* [Text block]
+-------+
The plan now under discussion would create “a new path” for students who do not meet the university’s regular admissions standards by expanding the offer of admission to an additional 8.5 percent of students at each high school, provided they complete a transfer program at a community college.
This dual-admission program would “send a clear signal to students all over the state, from urban and rural schools, from all ethnic groups and all socioeconomic groups, that they have a clear path to a University of California degree,” Mr. Atkinson said in a statement.
About 10,000 students transfer from the state’s community college system to the University of California each year. Mr. Atkinson believes that number is too low. He reached a formal agreement with the community college system two years ago to increase the number of students transferring by one-third by 2005.
Thomas Nussbaum, the chancellor of the community college system, said he was delighted with the new proposal.
“What makes this so good is students will know exactly what courses they need to take,” he said.
Mr. Atkinson hopes the admission plan would bring in 12,000 additional students, more than a third of them African-American, Hispanic, or American Indian. Only about 12 percent of the university’s students now come from those groups. At the university’s most selective campuses, such as Berkeley and Los Angeles, the figures are well below that.
+-------+
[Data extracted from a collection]

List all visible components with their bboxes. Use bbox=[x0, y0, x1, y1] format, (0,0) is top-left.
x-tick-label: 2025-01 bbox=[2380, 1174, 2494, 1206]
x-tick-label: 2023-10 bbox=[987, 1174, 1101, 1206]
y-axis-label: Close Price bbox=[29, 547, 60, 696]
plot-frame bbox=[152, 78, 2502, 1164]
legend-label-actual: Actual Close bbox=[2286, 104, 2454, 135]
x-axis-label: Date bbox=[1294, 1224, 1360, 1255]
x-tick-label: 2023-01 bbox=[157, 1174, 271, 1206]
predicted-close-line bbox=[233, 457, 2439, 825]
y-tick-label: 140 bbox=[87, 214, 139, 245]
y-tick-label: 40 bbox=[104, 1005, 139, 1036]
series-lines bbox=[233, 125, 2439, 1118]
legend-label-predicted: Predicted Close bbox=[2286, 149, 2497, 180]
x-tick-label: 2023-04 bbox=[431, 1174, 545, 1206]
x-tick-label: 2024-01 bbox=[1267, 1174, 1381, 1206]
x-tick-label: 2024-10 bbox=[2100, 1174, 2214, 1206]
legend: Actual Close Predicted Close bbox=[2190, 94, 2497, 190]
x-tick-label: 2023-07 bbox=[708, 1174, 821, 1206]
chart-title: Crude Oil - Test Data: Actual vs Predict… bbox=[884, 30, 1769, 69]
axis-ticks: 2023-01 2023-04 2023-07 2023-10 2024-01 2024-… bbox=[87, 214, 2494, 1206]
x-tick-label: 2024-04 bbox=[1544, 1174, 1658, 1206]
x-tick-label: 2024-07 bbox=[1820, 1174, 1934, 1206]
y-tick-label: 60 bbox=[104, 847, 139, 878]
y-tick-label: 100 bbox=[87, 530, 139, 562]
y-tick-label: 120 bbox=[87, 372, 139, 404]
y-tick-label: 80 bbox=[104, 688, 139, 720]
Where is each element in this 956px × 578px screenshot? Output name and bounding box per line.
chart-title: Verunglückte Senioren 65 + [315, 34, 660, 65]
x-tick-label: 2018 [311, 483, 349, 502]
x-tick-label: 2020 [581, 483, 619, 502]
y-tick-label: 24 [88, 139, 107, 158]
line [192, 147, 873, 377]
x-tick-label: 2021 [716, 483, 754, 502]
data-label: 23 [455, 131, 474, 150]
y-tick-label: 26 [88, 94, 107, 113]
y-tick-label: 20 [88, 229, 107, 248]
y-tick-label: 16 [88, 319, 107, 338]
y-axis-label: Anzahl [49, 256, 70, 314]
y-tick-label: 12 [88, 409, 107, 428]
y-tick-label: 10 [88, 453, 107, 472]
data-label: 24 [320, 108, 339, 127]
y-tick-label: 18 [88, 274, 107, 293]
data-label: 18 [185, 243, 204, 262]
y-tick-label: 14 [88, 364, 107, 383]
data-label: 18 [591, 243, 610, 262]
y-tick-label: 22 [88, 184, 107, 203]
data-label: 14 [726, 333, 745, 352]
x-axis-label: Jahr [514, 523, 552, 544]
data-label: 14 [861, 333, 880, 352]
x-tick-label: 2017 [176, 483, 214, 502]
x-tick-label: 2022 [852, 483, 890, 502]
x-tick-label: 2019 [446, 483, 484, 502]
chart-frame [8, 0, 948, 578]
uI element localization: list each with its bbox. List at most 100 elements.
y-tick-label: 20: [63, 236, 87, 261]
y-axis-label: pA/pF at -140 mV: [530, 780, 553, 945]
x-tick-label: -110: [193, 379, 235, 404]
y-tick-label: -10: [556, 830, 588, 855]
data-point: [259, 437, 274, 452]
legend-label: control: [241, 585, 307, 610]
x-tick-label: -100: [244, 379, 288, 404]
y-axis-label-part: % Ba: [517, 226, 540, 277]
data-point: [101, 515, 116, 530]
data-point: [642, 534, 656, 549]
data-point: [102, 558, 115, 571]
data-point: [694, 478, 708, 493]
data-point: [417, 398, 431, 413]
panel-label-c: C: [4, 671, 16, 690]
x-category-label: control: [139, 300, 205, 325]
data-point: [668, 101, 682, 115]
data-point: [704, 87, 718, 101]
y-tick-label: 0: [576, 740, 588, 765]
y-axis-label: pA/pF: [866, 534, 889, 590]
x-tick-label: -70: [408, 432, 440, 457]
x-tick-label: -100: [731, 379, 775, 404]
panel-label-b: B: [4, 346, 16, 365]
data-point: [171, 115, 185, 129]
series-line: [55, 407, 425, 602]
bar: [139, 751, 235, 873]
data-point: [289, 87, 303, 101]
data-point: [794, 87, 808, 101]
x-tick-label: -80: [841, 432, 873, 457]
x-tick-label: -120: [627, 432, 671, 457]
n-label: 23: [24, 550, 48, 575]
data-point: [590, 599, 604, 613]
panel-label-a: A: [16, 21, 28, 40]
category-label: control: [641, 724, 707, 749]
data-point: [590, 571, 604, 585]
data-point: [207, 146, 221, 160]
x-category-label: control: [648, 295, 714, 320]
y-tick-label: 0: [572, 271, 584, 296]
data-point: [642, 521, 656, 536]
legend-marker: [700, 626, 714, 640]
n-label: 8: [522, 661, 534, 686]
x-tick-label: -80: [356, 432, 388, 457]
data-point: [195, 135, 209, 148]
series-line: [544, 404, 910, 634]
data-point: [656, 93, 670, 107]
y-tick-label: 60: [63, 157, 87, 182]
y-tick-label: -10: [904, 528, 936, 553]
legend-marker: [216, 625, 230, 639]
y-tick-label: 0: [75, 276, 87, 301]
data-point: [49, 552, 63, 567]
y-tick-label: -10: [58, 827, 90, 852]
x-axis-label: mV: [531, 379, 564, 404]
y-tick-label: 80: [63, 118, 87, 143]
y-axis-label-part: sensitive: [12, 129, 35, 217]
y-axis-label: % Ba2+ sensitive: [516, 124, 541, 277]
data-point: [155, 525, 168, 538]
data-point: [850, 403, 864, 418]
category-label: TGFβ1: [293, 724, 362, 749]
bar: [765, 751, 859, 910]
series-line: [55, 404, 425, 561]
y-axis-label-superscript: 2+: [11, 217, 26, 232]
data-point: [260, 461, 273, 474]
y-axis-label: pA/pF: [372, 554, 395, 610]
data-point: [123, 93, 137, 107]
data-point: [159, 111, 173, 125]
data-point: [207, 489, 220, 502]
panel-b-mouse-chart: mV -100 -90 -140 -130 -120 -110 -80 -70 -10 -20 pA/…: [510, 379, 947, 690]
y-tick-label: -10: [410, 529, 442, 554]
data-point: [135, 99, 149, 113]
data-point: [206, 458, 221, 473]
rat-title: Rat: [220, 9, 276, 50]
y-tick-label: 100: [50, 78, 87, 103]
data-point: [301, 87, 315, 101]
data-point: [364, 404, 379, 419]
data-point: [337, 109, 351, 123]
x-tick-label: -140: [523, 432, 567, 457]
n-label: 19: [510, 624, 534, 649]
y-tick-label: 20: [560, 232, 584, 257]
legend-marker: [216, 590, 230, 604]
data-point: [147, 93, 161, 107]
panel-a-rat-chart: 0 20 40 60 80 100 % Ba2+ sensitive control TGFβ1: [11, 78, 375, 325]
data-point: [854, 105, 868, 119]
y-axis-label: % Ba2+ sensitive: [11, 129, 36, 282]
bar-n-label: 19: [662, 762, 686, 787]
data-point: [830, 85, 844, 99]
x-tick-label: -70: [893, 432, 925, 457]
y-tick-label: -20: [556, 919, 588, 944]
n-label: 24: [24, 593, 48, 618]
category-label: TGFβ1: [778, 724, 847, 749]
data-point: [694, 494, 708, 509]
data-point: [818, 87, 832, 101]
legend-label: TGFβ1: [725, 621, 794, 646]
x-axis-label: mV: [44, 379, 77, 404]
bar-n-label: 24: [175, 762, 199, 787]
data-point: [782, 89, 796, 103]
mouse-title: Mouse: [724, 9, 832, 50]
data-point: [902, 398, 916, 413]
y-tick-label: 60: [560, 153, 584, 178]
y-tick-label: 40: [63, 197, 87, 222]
+-------+
* [Things to do]
- a) Translate this sentence from the passage on the dual-admission plan into Spanish: "Thomas Nussbaum, the chancellor of the community college system, said he was delighted with the new proposal."
- b) Summarize the passage on the dual-admission plan in two sentences.

* [Written answers]
- a) Thomas Nussbaum, rector del sistema de colegios comunitarios, dijo que estaba encantado con la nueva propuesta.

- b) The proposed plan would extend admission to the University of California to an additional 8.5 percent of students at each high school who do not meet regular admissions standards, provided they complete a community college transfer program. Mr. Atkinson hopes it would bring in 12,000 additional students, more than a third of them African-American, Hispanic, or American Indian, groups that now account for only about 12 percent of the university's students.